### Written problem
Write the data below out exactly as it stands. Do not include the pictures.

### Data to process
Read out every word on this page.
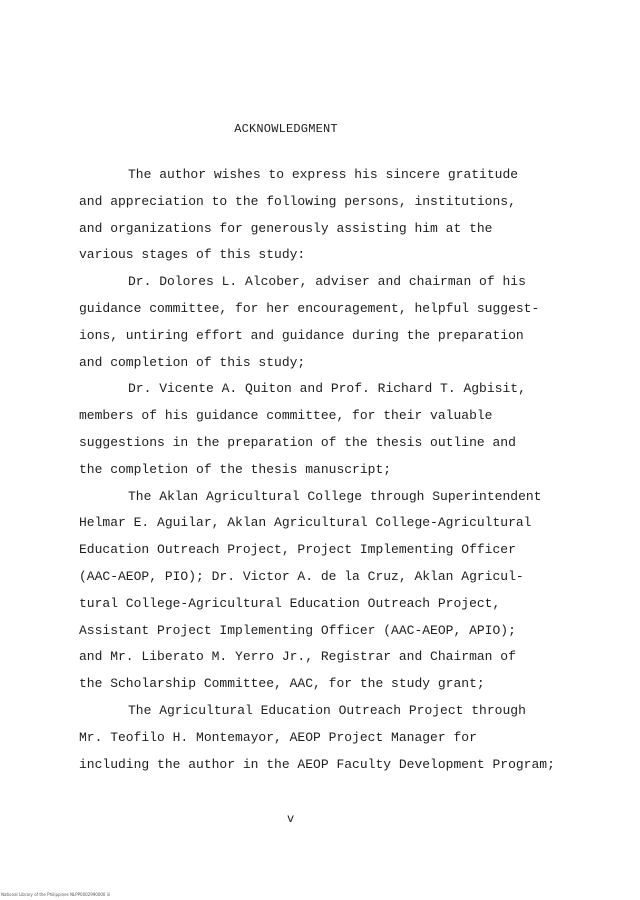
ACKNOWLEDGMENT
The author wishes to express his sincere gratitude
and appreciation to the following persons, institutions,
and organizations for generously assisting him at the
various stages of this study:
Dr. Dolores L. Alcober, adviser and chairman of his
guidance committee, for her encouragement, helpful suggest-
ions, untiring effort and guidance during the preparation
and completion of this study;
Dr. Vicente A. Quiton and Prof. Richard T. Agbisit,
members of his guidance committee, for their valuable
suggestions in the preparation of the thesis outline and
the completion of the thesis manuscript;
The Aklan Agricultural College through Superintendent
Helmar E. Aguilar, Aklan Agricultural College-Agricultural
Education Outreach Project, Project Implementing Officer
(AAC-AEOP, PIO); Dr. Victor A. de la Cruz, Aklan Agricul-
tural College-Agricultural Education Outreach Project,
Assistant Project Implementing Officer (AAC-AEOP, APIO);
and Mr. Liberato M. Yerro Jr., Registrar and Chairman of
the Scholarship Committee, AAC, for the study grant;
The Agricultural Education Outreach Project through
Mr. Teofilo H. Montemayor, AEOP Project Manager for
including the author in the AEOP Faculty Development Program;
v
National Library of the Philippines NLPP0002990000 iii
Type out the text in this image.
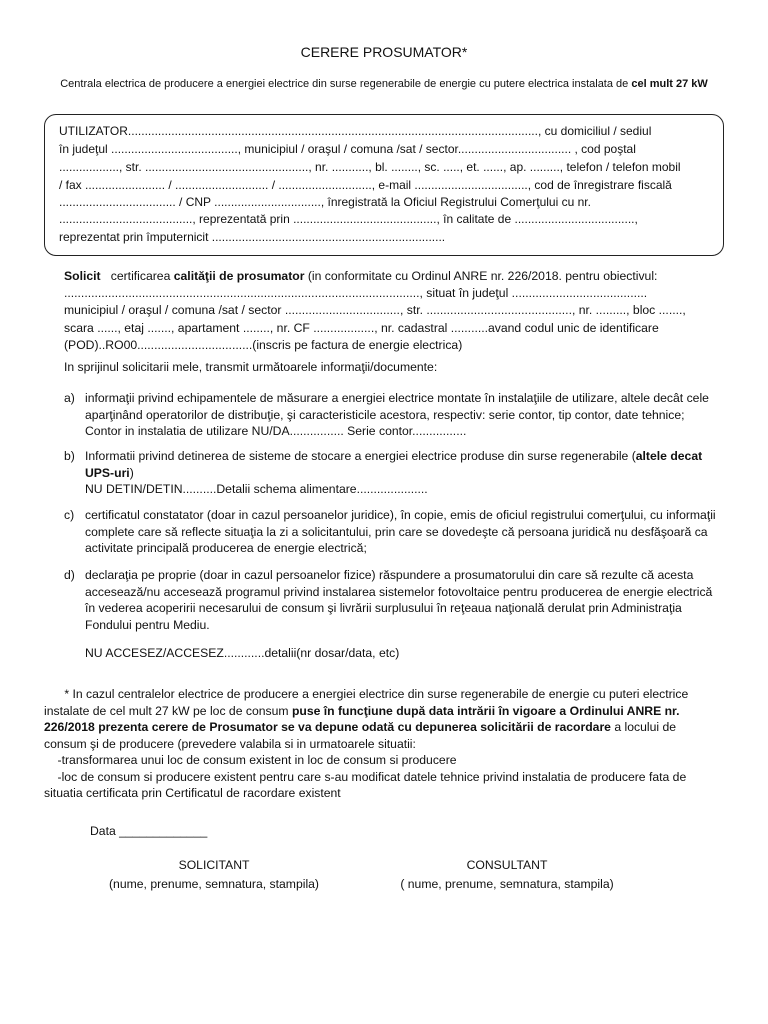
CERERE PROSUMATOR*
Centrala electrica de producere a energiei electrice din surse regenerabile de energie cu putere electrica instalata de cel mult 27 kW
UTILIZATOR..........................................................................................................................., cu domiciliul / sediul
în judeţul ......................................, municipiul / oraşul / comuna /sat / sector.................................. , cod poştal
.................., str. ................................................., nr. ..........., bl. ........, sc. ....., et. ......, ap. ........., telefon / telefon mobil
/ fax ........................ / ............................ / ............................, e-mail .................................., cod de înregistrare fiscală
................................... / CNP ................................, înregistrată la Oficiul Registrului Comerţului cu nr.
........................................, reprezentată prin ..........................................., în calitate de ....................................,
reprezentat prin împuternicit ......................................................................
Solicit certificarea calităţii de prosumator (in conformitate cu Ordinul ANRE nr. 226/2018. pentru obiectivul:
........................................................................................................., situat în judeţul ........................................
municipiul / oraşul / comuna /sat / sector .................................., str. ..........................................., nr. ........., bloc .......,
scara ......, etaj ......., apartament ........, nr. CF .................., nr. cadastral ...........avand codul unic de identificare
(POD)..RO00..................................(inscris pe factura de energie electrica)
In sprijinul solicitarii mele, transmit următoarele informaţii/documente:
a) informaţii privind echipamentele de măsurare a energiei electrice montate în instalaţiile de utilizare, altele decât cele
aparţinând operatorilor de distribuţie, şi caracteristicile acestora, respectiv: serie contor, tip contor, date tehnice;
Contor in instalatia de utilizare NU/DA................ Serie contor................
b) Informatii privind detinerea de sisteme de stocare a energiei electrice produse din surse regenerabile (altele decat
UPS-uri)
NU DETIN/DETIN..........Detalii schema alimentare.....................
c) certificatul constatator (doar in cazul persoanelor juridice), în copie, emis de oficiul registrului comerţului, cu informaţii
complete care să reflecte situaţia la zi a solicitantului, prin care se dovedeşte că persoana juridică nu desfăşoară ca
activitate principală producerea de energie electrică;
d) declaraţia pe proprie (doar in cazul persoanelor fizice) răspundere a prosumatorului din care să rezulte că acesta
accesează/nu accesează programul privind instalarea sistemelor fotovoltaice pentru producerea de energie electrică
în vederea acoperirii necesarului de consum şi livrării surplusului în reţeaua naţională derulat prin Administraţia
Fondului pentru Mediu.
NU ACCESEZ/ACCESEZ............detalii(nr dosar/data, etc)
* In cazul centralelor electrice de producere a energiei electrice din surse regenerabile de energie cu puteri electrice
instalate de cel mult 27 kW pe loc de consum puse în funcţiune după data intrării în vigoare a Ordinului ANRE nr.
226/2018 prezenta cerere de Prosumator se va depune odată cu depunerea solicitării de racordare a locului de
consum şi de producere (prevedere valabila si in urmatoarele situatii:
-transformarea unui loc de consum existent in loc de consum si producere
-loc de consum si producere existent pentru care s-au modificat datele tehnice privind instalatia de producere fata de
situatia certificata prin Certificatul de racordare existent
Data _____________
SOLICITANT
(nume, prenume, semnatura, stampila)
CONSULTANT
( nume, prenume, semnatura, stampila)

### Reply to the task
Read out every word on this page.
ACKNOWLEDGMENT
The author wishes to express his sincere gratitude
and appreciation to the following persons, institutions,
and organizations for generously assisting him at the
various stages of this study:
Dr. Dolores L. Alcober, adviser and chairman of his
guidance committee, for her encouragement, helpful suggest-
ions, untiring effort and guidance during the preparation
and completion of this study;
Dr. Vicente A. Quiton and Prof. Richard T. Agbisit,
members of his guidance committee, for their valuable
suggestions in the preparation of the thesis outline and
the completion of the thesis manuscript;
The Aklan Agricultural College through Superintendent
Helmar E. Aguilar, Aklan Agricultural College-Agricultural
Education Outreach Project, Project Implementing Officer
(AAC-AEOP, PIO); Dr. Victor A. de la Cruz, Aklan Agricul-
tural College-Agricultural Education Outreach Project,
Assistant Project Implementing Officer (AAC-AEOP, APIO);
and Mr. Liberato M. Yerro Jr., Registrar and Chairman of
the Scholarship Committee, AAC, for the study grant;
The Agricultural Education Outreach Project through
Mr. Teofilo H. Montemayor, AEOP Project Manager for
including the author in the AEOP Faculty Development Program;
v
National Library of the Philippines NLPP0002990000 iii
Type out the text in this image.
CERERE PROSUMATOR*
Centrala electrica de producere a energiei electrice din surse regenerabile de energie cu putere electrica instalata de cel mult 27 kW
UTILIZATOR..........................................................................................................................., cu domiciliul / sediul
în judeţul ......................................, municipiul / oraşul / comuna /sat / sector.................................. , cod poştal
.................., str. ................................................., nr. ..........., bl. ........, sc. ....., et. ......, ap. ........., telefon / telefon mobil
/ fax ........................ / ............................ / ............................, e-mail .................................., cod de înregistrare fiscală
................................... / CNP ................................, înregistrată la Oficiul Registrului Comerţului cu nr.
........................................, reprezentată prin ..........................................., în calitate de ....................................,
reprezentat prin împuternicit ......................................................................
Solicit certificarea calităţii de prosumator (in conformitate cu Ordinul ANRE nr. 226/2018. pentru obiectivul:
........................................................................................................., situat în judeţul ........................................
municipiul / oraşul / comuna /sat / sector .................................., str. ..........................................., nr. ........., bloc .......,
scara ......, etaj ......., apartament ........, nr. CF .................., nr. cadastral ...........avand codul unic de identificare
(POD)..RO00..................................(inscris pe factura de energie electrica)
In sprijinul solicitarii mele, transmit următoarele informaţii/documente:
a) informaţii privind echipamentele de măsurare a energiei electrice montate în instalaţiile de utilizare, altele decât cele
aparţinând operatorilor de distribuţie, şi caracteristicile acestora, respectiv: serie contor, tip contor, date tehnice;
Contor in instalatia de utilizare NU/DA................ Serie contor................
b) Informatii privind detinerea de sisteme de stocare a energiei electrice produse din surse regenerabile (altele decat
UPS-uri)
NU DETIN/DETIN..........Detalii schema alimentare.....................
c) certificatul constatator (doar in cazul persoanelor juridice), în copie, emis de oficiul registrului comerţului, cu informaţii
complete care să reflecte situaţia la zi a solicitantului, prin care se dovedeşte că persoana juridică nu desfăşoară ca
activitate principală producerea de energie electrică;
d) declaraţia pe proprie (doar in cazul persoanelor fizice) răspundere a prosumatorului din care să rezulte că acesta
accesează/nu accesează programul privind instalarea sistemelor fotovoltaice pentru producerea de energie electrică
în vederea acoperirii necesarului de consum şi livrării surplusului în reţeaua naţională derulat prin Administraţia
Fondului pentru Mediu.
NU ACCESEZ/ACCESEZ............detalii(nr dosar/data, etc)
* In cazul centralelor electrice de producere a energiei electrice din surse regenerabile de energie cu puteri electrice
instalate de cel mult 27 kW pe loc de consum puse în funcţiune după data intrării în vigoare a Ordinului ANRE nr.
226/2018 prezenta cerere de Prosumator se va depune odată cu depunerea solicitării de racordare a locului de
consum şi de producere (prevedere valabila si in urmatoarele situatii:
-transformarea unui loc de consum existent in loc de consum si producere
-loc de consum si producere existent pentru care s-au modificat datele tehnice privind instalatia de producere fata de
situatia certificata prin Certificatul de racordare existent
Data _____________
SOLICITANT
(nume, prenume, semnatura, stampila)
CONSULTANT
( nume, prenume, semnatura, stampila)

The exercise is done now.